TASK DETAILS:
Pick out each line containing the string "latent" and copy it.
--- start DATASET ---
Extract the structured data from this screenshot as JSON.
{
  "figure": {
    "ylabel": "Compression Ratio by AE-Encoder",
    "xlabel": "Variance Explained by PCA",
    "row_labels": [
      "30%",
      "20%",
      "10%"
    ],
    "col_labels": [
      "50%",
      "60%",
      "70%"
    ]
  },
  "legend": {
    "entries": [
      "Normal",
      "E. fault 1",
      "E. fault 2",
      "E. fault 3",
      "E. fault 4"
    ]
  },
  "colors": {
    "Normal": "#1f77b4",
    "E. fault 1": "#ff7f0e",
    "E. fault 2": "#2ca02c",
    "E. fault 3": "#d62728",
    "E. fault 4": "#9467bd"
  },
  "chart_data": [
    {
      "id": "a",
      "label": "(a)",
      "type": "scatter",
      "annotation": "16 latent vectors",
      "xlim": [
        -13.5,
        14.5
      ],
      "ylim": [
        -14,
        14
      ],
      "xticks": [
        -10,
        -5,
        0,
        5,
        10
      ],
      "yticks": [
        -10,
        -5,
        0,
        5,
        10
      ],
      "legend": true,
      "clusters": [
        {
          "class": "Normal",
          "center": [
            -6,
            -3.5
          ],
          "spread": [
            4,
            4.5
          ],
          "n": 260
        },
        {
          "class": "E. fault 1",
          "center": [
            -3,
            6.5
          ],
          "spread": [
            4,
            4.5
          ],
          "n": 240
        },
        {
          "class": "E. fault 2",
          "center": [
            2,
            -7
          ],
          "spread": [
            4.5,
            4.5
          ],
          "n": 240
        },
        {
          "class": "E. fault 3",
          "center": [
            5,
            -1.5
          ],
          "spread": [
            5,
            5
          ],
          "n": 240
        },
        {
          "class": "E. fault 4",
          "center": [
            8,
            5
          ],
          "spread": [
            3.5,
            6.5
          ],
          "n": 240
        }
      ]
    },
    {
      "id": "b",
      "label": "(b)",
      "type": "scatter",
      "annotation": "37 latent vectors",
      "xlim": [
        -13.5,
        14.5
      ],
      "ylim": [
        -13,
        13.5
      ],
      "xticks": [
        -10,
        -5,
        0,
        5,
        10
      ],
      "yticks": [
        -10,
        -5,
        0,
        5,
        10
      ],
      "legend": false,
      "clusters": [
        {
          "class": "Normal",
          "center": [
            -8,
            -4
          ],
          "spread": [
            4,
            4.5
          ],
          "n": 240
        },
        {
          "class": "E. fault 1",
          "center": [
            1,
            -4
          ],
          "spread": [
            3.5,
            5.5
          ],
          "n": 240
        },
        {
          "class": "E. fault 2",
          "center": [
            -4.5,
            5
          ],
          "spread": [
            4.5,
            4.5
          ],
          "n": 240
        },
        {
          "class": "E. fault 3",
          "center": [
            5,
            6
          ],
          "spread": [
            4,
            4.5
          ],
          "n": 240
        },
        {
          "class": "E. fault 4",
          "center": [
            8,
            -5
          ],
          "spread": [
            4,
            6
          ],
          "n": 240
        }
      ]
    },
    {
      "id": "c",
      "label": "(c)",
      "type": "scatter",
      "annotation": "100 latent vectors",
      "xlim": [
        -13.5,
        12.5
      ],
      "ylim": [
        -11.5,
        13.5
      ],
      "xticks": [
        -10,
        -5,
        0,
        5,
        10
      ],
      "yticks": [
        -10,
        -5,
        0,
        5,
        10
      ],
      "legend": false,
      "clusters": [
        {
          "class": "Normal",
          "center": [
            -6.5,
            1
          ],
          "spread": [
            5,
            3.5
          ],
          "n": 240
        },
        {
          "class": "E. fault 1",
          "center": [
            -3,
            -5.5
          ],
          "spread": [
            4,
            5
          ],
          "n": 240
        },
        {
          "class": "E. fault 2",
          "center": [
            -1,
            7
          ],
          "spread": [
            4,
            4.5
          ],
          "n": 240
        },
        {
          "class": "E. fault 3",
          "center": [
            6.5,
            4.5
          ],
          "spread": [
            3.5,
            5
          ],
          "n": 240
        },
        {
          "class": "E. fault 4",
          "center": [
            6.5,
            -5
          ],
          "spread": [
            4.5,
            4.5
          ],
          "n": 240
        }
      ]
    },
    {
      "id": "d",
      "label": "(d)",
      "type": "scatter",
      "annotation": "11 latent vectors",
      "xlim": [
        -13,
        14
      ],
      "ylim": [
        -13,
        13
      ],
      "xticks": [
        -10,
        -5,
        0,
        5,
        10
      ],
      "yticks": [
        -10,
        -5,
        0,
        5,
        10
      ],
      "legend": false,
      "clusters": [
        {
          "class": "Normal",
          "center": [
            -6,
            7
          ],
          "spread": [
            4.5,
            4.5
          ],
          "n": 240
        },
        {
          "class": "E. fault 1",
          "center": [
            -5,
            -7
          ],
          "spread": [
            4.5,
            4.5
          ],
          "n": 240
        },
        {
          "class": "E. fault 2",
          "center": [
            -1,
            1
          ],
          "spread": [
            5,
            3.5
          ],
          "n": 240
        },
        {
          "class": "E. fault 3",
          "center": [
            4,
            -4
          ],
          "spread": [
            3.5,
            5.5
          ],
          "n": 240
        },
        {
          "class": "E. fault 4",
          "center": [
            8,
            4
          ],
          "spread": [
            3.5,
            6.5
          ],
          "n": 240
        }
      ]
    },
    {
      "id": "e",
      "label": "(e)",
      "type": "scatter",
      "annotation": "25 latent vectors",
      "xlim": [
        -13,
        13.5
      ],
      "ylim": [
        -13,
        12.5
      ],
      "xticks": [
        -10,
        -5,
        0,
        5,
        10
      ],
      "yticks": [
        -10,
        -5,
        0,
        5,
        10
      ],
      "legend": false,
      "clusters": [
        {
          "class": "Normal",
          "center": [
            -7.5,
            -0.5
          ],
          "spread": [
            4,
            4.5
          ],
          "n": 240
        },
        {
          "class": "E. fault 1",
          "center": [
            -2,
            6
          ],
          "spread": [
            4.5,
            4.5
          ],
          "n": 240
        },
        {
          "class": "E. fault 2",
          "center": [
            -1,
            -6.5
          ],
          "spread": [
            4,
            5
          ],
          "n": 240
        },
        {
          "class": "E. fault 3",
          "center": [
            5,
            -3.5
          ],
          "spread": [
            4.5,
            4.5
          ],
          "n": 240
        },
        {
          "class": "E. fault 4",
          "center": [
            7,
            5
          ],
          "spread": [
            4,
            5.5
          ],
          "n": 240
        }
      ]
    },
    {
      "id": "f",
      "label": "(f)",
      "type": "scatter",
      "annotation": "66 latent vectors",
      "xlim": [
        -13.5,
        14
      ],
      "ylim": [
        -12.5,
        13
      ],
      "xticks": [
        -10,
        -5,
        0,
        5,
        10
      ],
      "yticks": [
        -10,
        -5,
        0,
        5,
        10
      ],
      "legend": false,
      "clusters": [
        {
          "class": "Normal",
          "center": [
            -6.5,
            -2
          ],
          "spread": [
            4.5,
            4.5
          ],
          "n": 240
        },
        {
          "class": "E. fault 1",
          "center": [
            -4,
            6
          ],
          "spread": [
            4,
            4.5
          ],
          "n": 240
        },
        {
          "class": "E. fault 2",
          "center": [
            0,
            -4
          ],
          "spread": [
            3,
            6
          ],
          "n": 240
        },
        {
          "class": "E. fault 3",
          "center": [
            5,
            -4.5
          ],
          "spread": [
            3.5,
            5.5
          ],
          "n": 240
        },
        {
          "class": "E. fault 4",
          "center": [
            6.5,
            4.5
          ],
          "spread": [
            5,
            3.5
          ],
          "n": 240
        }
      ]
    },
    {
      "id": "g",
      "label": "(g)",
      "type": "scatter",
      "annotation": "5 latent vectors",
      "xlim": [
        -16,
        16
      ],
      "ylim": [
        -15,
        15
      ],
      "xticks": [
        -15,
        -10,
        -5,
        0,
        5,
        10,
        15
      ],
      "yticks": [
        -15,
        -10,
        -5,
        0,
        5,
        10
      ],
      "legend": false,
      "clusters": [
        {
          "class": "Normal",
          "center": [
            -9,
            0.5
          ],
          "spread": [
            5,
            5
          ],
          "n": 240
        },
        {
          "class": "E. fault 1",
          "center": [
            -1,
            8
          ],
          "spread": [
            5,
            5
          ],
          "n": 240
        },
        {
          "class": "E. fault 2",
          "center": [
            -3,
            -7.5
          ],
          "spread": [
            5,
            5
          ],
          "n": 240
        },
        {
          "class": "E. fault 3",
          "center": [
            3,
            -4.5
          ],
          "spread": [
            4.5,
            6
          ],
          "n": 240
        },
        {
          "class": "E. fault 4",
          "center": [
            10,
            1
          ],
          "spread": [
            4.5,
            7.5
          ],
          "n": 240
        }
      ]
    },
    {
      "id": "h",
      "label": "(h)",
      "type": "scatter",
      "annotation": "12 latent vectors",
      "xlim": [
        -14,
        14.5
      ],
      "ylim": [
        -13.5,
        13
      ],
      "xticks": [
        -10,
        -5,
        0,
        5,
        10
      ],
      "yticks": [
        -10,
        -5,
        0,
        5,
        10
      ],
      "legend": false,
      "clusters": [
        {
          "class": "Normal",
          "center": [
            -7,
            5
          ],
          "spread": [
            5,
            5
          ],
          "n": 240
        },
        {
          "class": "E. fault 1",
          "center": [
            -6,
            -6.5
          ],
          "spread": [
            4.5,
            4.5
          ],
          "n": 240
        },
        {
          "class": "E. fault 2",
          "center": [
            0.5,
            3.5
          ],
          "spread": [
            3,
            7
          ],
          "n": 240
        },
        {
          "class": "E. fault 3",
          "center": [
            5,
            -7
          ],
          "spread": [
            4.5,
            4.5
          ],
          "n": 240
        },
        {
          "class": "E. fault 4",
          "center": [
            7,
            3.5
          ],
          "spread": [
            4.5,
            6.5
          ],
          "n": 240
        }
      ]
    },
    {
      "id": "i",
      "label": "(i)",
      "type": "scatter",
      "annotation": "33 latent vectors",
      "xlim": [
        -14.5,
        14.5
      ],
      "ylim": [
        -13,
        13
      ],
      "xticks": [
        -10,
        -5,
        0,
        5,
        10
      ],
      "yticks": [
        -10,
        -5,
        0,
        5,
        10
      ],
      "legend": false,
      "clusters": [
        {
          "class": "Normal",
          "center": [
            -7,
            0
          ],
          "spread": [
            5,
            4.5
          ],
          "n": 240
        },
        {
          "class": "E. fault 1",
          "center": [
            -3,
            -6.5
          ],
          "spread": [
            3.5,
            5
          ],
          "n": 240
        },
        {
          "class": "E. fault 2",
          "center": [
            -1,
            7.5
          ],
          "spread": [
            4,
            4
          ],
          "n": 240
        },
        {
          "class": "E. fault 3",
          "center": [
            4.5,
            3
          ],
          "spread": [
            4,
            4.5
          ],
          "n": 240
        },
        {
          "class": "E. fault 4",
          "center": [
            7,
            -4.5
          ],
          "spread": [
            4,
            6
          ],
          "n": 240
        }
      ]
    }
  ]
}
--- end DATASET ---
ANSWER FOR THIS EXERCISE:
      "annotation": "16 latent vectors",
      "annotation": "37 latent vectors",
      "annotation": "100 latent vectors",
      "annotation": "11 latent vectors",
      "annotation": "25 latent vectors",
      "annotation": "66 latent vectors",
      "annotation": "5 latent vectors",
      "annotation": "12 latent vectors",
      "annotation": "33 latent vectors",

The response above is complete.